Written problem 1: Summarize the excerpt on a constant price level in two sentences.
───── Extracted text
The Gold Standard: Perspectives in the Austrian School by Llewellyn H. Rockwell Jr

The Gold Standard: Perspectives in the Austrian School by Llewellyn H. Rockwell Jr

Author:Llewellyn H. Rockwell, Jr.
Language: eng
Format: epub
ISBN: 978-1-61016-611-9
Published: 1992-02-29T16:00:00+00:00


A Constant Price Level versus Monetary Stability

The assumption of a constant price level has a history that is both long and wide. Over the years theorists representing diverse schools of thought have invoked this assumption in their effort to abstract from monetary influences on the course of economic activity, and they have adopted as a self-evident truth the notion that a constant price level is the hallmark of monetary stability. The significance of a constant price level for both theory and policy has been taken to be so obvious and self-evident that the literature is virtually devoid of attempts to defend these common practices. Yet a sampling of the many writers who do not question this assumption, and of the few who do, exposes the assumption as the Achilles’ heel of the popular stance against the gold standard and of many other theoretical pronouncements and policy prescriptions.

Hayek noted in the early 1930s that an unaccountable preeminence of the constant price level characterized the writings of such monetary notables as Gustav Cassel and A.C. Pigou.[21] That a country should regulate its currency so as to achieve a constant price level appeared to Cassel as the “simplest assumption.” If a country’s currency were so regulated, money would exert no influence of its own, according to Pigou. The idea that an equality between economic growth and monetary growth is “natural” and that money whose growth rate satisfies this equality is “neutral” had become commonplace by the end of the twenties. The general acceptance of this idea eliminated the need for a theoretical justification.

The assumed relevance and desirability of a constant price level are incorporated in later decades in the writings of U.S. economists. In the early 1950s Clark Warburton included in his list of assumptions that underlie monetary theory the need for monetary growth to accommodate real economic growth. “[A]s a result of [population growth, technological developments, and increasing labor productivity] and of the stability of customs (such as the periodicity of income payments) which affect the rate of circulation of money, the economy needs for equilibrium a continuous increase in the quantity of money.”[22] Following suit, Friedman assumed “for convenience” that a stable price level of final products is the objective of policy.[23] (It is both revealing and disquieting to note that Friedman’s estimate of the resource costs of a gold standard discussed earlier in this chapter depends critically upon an assumption that was made for the sake of convenience.)
──────────
───── Stored rows
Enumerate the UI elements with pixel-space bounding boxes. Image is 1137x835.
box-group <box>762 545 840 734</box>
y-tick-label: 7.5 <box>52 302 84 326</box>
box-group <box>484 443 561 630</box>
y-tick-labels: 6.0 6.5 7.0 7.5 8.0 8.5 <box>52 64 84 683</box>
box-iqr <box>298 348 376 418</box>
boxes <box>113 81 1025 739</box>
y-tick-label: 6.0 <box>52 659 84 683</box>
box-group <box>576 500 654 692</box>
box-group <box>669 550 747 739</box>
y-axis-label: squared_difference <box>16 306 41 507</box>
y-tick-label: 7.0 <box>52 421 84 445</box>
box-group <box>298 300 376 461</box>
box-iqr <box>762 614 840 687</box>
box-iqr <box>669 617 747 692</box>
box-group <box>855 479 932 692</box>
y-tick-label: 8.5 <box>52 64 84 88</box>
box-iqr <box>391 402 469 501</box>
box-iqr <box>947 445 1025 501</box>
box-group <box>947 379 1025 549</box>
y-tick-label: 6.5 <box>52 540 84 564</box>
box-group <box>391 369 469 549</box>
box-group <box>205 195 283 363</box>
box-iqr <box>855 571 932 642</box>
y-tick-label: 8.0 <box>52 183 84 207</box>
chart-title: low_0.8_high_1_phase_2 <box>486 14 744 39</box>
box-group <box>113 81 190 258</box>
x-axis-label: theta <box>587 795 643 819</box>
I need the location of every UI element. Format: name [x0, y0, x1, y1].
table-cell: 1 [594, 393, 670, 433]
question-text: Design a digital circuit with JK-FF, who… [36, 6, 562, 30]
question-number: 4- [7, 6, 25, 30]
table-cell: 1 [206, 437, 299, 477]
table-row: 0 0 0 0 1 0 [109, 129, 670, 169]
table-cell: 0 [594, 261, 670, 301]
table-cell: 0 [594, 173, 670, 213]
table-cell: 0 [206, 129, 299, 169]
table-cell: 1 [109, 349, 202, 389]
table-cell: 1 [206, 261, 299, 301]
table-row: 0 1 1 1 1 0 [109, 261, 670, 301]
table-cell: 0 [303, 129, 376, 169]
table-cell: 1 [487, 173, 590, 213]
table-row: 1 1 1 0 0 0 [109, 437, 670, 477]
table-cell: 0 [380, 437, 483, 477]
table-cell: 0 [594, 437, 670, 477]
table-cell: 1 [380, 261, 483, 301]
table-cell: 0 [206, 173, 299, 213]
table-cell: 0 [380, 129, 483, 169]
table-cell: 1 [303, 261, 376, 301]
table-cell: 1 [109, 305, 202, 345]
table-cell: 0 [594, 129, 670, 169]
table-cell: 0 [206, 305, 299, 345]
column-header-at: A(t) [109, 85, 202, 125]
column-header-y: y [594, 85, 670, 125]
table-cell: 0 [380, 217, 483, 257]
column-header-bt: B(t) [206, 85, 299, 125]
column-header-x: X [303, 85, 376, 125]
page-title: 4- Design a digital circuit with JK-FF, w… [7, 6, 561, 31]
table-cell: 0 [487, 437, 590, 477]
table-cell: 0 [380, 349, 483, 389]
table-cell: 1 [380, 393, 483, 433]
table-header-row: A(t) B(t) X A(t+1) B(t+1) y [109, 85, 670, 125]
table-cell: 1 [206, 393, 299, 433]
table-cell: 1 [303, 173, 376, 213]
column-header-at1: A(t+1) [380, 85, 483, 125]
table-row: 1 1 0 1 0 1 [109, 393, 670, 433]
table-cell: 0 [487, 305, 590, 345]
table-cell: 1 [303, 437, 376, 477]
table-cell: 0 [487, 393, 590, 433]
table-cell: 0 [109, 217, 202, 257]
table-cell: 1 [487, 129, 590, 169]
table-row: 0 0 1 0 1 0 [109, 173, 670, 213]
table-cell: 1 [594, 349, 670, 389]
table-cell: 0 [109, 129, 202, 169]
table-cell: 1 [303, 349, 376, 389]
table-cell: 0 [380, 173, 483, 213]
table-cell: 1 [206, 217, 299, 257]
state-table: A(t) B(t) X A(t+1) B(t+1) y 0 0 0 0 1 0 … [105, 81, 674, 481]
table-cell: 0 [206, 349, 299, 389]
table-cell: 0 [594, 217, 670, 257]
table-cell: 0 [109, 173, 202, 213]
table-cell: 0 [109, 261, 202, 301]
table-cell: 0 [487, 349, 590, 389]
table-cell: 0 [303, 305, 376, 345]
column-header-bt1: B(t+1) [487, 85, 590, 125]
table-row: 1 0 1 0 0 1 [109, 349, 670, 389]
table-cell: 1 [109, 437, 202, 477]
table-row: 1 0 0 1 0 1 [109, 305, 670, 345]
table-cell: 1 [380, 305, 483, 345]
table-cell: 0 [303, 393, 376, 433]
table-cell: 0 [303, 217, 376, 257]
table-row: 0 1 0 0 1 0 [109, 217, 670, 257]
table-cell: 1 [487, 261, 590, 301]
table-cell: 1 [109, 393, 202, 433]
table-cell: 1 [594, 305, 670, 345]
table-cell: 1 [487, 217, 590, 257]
──────────
Written problem 2: In the records, from the first line through the line containing "y-tick-labels: 6.0 6.5", substitute "box-set" for "box-group" and return only those lines with nothing else altered.

Exercise solution 1: Economists from diverse schools have long assumed, with almost no attempt at defense, that a constant price level marks monetary stability, yet the excerpt calls this assumption the Achilles' heel of the popular stance against the gold standard. Writers such as Cassel and Pigou, and later the U.S. economists Warburton and Friedman, built this assumption into their work on money.

Exercise solution 2:
Enumerate the UI elements with pixel-space bounding boxes. Image is 1137x835.
box-set <box>762 545 840 734</box>
y-tick-label: 7.5 <box>52 302 84 326</box>
box-set <box>484 443 561 630</box>
y-tick-labels: 6.0 6.5 7.0 7.5 8.0 8.5 <box>52 64 84 683</box>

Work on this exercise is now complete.